## WRITTEN REQUEST
Copy every entry word for word, but skip the pictures.

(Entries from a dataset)

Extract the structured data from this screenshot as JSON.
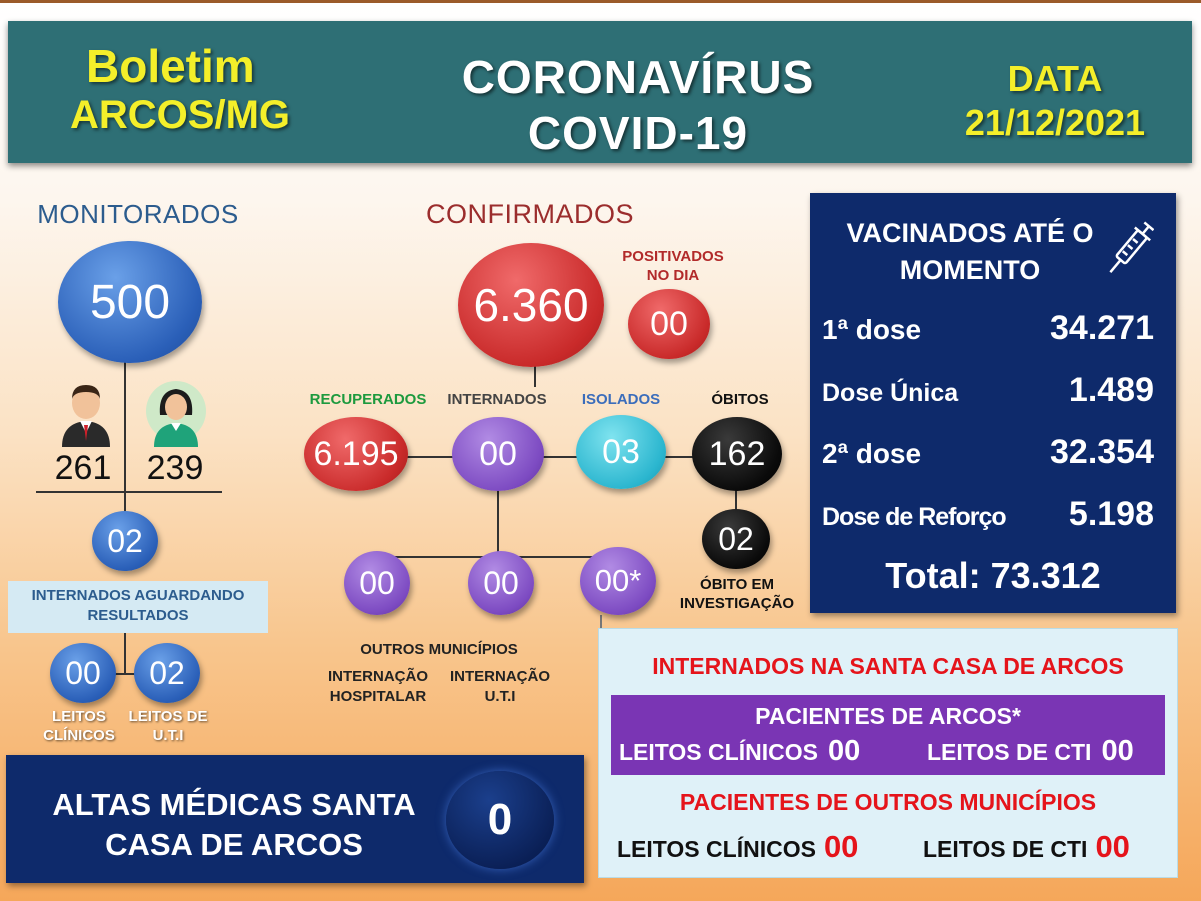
{
  "header": {
    "title_line1": "Boletim",
    "title_line2": "ARCOS/MG",
    "center_line1": "CORONAVÍRUS",
    "center_line2": "COVID-19",
    "date_label": "DATA",
    "date_value": "21/12/2021"
  },
  "monitorados": {
    "label": "MONITORADOS",
    "total": "500",
    "male": "261",
    "female": "239",
    "internados": "02",
    "internados_label": "INTERNADOS AGUARDANDO RESULTADOS",
    "leitos_clinicos": "00",
    "leitos_clinicos_label": "LEITOS CLÍNICOS",
    "leitos_uti": "02",
    "leitos_uti_label": "LEITOS DE U.T.I"
  },
  "confirmados": {
    "label": "CONFIRMADOS",
    "total": "6.360",
    "positivados_label": "POSITIVADOS NO DIA",
    "positivados": "00",
    "recuperados_label": "RECUPERADOS",
    "recuperados": "6.195",
    "internados_label": "INTERNADOS",
    "internados": "00",
    "isolados_label": "ISOLADOS",
    "isolados": "03",
    "obitos_label": "ÓBITOS",
    "obitos": "162",
    "obito_investigacao": "02",
    "obito_investigacao_label": "ÓBITO EM INVESTIGAÇÃO",
    "outros_municipios": "00",
    "internacao_hospitalar": "00",
    "internacao_uti": "00*",
    "outros_municipios_label": "OUTROS MUNICÍPIOS",
    "internacao_hospitalar_label": "INTERNAÇÃO HOSPITALAR",
    "internacao_uti_label": "INTERNAÇÃO U.T.I"
  },
  "vacinados": {
    "title": "VACINADOS ATÉ O MOMENTO",
    "rows": [
      {
        "label": "1ª dose",
        "value": "34.271"
      },
      {
        "label": "Dose Única",
        "value": "1.489"
      },
      {
        "label": "2ª dose",
        "value": "32.354"
      },
      {
        "label": "Dose de Reforço",
        "value": "5.198"
      }
    ],
    "total": "Total: 73.312"
  },
  "altas": {
    "text": "ALTAS MÉDICAS SANTA CASA DE ARCOS",
    "value": "0"
  },
  "santa_casa": {
    "title": "INTERNADOS NA SANTA CASA DE ARCOS",
    "pacientes_arcos": "PACIENTES DE ARCOS*",
    "arcos_clinicos_label": "LEITOS CLÍNICOS",
    "arcos_clinicos": "00",
    "arcos_cti_label": "LEITOS DE CTI",
    "arcos_cti": "00",
    "outros_title": "PACIENTES DE OUTROS MUNICÍPIOS",
    "outros_clinicos_label": "LEITOS CLÍNICOS",
    "outros_clinicos": "00",
    "outros_cti_label": "LEITOS DE CTI",
    "outros_cti": "00"
  },
  "icons": [
    "male-person-icon",
    "female-person-icon",
    "syringe-icon"
  ]
}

## OUTPUT OF THE TASK
Extract the structured data from this screenshot as JSON.
{
  "header": {
    "title_line1": "Boletim",
    "title_line2": "ARCOS/MG",
    "center_line1": "CORONAVÍRUS",
    "center_line2": "COVID-19",
    "date_label": "DATA",
    "date_value": "21/12/2021"
  },
  "monitorados": {
    "label": "MONITORADOS",
    "total": "500",
    "male": "261",
    "female": "239",
    "internados": "02",
    "internados_label": "INTERNADOS AGUARDANDO RESULTADOS",
    "leitos_clinicos": "00",
    "leitos_clinicos_label": "LEITOS CLÍNICOS",
    "leitos_uti": "02",
    "leitos_uti_label": "LEITOS DE U.T.I"
  },
  "confirmados": {
    "label": "CONFIRMADOS",
    "total": "6.360",
    "positivados_label": "POSITIVADOS NO DIA",
    "positivados": "00",
    "recuperados_label": "RECUPERADOS",
    "recuperados": "6.195",
    "internados_label": "INTERNADOS",
    "internados": "00",
    "isolados_label": "ISOLADOS",
    "isolados": "03",
    "obitos_label": "ÓBITOS",
    "obitos": "162",
    "obito_investigacao": "02",
    "obito_investigacao_label": "ÓBITO EM INVESTIGAÇÃO",
    "outros_municipios": "00",
    "internacao_hospitalar": "00",
    "internacao_uti": "00*",
    "outros_municipios_label": "OUTROS MUNICÍPIOS",
    "internacao_hospitalar_label": "INTERNAÇÃO HOSPITALAR",
    "internacao_uti_label": "INTERNAÇÃO U.T.I"
  },
  "vacinados": {
    "title": "VACINADOS ATÉ O MOMENTO",
    "rows": [
      {
        "label": "1ª dose",
        "value": "34.271"
      },
      {
        "label": "Dose Única",
        "value": "1.489"
      },
      {
        "label": "2ª dose",
        "value": "32.354"
      },
      {
        "label": "Dose de Reforço",
        "value": "5.198"
      }
    ],
    "total": "Total: 73.312"
  },
  "altas": {
    "text": "ALTAS MÉDICAS SANTA CASA DE ARCOS",
    "value": "0"
  },
  "santa_casa": {
    "title": "INTERNADOS NA SANTA CASA DE ARCOS",
    "pacientes_arcos": "PACIENTES DE ARCOS*",
    "arcos_clinicos_label": "LEITOS CLÍNICOS",
    "arcos_clinicos": "00",
    "arcos_cti_label": "LEITOS DE CTI",
    "arcos_cti": "00",
    "outros_title": "PACIENTES DE OUTROS MUNICÍPIOS",
    "outros_clinicos_label": "LEITOS CLÍNICOS",
    "outros_clinicos": "00",
    "outros_cti_label": "LEITOS DE CTI",
    "outros_cti": "00"
  },
  "icons": [
    "male-person-icon",
    "female-person-icon",
    "syringe-icon"
  ]
}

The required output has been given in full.